**RAW RECORDS:**
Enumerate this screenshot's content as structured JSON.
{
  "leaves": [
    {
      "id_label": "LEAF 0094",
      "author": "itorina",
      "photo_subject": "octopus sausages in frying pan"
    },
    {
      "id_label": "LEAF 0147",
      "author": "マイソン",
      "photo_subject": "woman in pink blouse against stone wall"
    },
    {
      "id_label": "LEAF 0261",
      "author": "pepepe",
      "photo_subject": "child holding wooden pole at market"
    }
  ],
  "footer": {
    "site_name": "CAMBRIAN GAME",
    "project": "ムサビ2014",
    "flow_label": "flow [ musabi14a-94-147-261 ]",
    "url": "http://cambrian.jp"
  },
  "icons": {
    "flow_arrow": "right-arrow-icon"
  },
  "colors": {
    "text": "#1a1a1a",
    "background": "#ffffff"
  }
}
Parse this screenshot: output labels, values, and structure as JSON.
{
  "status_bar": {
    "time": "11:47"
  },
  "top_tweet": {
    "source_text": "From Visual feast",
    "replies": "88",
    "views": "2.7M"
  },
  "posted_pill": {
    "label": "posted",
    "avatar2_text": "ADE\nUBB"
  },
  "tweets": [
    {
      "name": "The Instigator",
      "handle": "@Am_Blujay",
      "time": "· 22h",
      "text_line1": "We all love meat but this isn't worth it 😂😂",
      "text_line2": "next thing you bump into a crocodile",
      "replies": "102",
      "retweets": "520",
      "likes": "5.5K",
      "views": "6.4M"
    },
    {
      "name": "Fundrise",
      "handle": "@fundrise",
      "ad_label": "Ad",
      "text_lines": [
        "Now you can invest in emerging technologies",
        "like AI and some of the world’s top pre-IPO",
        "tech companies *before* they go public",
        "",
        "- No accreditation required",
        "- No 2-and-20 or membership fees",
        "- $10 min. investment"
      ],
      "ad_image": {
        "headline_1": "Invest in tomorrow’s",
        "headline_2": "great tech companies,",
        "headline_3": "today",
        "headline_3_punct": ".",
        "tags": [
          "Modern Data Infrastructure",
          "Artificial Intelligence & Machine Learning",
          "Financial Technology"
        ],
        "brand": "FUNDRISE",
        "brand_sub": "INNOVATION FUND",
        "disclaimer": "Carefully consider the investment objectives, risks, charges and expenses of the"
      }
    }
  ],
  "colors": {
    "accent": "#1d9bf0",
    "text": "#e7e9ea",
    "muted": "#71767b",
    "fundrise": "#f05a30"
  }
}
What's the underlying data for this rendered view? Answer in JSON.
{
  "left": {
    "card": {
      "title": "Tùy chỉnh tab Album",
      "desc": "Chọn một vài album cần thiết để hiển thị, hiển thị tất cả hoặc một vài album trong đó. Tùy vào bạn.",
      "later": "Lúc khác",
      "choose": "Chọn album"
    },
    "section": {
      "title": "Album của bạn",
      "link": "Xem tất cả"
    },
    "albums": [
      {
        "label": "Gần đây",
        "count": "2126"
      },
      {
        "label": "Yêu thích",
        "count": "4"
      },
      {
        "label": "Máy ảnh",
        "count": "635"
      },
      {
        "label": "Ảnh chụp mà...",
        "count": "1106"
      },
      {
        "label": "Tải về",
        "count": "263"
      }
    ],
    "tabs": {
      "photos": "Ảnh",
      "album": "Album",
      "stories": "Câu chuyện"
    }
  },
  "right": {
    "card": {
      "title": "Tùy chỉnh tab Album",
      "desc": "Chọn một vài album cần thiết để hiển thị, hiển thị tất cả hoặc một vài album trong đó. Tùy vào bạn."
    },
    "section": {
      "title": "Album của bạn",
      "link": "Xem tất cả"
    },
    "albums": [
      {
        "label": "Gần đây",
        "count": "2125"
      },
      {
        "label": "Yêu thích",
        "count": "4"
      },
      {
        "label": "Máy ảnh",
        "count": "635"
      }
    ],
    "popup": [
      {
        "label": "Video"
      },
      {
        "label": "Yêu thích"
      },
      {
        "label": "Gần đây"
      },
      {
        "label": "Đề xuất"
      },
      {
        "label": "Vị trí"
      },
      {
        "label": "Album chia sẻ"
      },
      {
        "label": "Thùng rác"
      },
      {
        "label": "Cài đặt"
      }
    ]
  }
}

**SET TASK:**
Print the material above once more, exactly.

**CORRECT ANSWER:**
Enumerate this screenshot's content as structured JSON.
{
  "leaves": [
    {
      "id_label": "LEAF 0094",
      "author": "itorina",
      "photo_subject": "octopus sausages in frying pan"
    },
    {
      "id_label": "LEAF 0147",
      "author": "マイソン",
      "photo_subject": "woman in pink blouse against stone wall"
    },
    {
      "id_label": "LEAF 0261",
      "author": "pepepe",
      "photo_subject": "child holding wooden pole at market"
    }
  ],
  "footer": {
    "site_name": "CAMBRIAN GAME",
    "project": "ムサビ2014",
    "flow_label": "flow [ musabi14a-94-147-261 ]",
    "url": "http://cambrian.jp"
  },
  "icons": {
    "flow_arrow": "right-arrow-icon"
  },
  "colors": {
    "text": "#1a1a1a",
    "background": "#ffffff"
  }
}
Parse this screenshot: output labels, values, and structure as JSON.
{
  "status_bar": {
    "time": "11:47"
  },
  "top_tweet": {
    "source_text": "From Visual feast",
    "replies": "88",
    "views": "2.7M"
  },
  "posted_pill": {
    "label": "posted",
    "avatar2_text": "ADE\nUBB"
  },
  "tweets": [
    {
      "name": "The Instigator",
      "handle": "@Am_Blujay",
      "time": "· 22h",
      "text_line1": "We all love meat but this isn't worth it 😂😂",
      "text_line2": "next thing you bump into a crocodile",
      "replies": "102",
      "retweets": "520",
      "likes": "5.5K",
      "views": "6.4M"
    },
    {
      "name": "Fundrise",
      "handle": "@fundrise",
      "ad_label": "Ad",
      "text_lines": [
        "Now you can invest in emerging technologies",
        "like AI and some of the world’s top pre-IPO",
        "tech companies *before* they go public",
        "",
        "- No accreditation required",
        "- No 2-and-20 or membership fees",
        "- $10 min. investment"
      ],
      "ad_image": {
        "headline_1": "Invest in tomorrow’s",
        "headline_2": "great tech companies,",
        "headline_3": "today",
        "headline_3_punct": ".",
        "tags": [
          "Modern Data Infrastructure",
          "Artificial Intelligence & Machine Learning",
          "Financial Technology"
        ],
        "brand": "FUNDRISE",
        "brand_sub": "INNOVATION FUND",
        "disclaimer": "Carefully consider the investment objectives, risks, charges and expenses of the"
      }
    }
  ],
  "colors": {
    "accent": "#1d9bf0",
    "text": "#e7e9ea",
    "muted": "#71767b",
    "fundrise": "#f05a30"
  }
}
What's the underlying data for this rendered view? Answer in JSON.
{
  "left": {
    "card": {
      "title": "Tùy chỉnh tab Album",
      "desc": "Chọn một vài album cần thiết để hiển thị, hiển thị tất cả hoặc một vài album trong đó. Tùy vào bạn.",
      "later": "Lúc khác",
      "choose": "Chọn album"
    },
    "section": {
      "title": "Album của bạn",
      "link": "Xem tất cả"
    },
    "albums": [
      {
        "label": "Gần đây",
        "count": "2126"
      },
      {
        "label": "Yêu thích",
        "count": "4"
      },
      {
        "label": "Máy ảnh",
        "count": "635"
      },
      {
        "label": "Ảnh chụp mà...",
        "count": "1106"
      },
      {
        "label": "Tải về",
        "count": "263"
      }
    ],
    "tabs": {
      "photos": "Ảnh",
      "album": "Album",
      "stories": "Câu chuyện"
    }
  },
  "right": {
    "card": {
      "title": "Tùy chỉnh tab Album",
      "desc": "Chọn một vài album cần thiết để hiển thị, hiển thị tất cả hoặc một vài album trong đó. Tùy vào bạn."
    },
    "section": {
      "title": "Album của bạn",
      "link": "Xem tất cả"
    },
    "albums": [
      {
        "label": "Gần đây",
        "count": "2125"
      },
      {
        "label": "Yêu thích",
        "count": "4"
      },
      {
        "label": "Máy ảnh",
        "count": "635"
      }
    ],
    "popup": [
      {
        "label": "Video"
      },
      {
        "label": "Yêu thích"
      },
      {
        "label": "Gần đây"
      },
      {
        "label": "Đề xuất"
      },
      {
        "label": "Vị trí"
      },
      {
        "label": "Album chia sẻ"
      },
      {
        "label": "Thùng rác"
      },
      {
        "label": "Cài đặt"
      }
    ]
  }
}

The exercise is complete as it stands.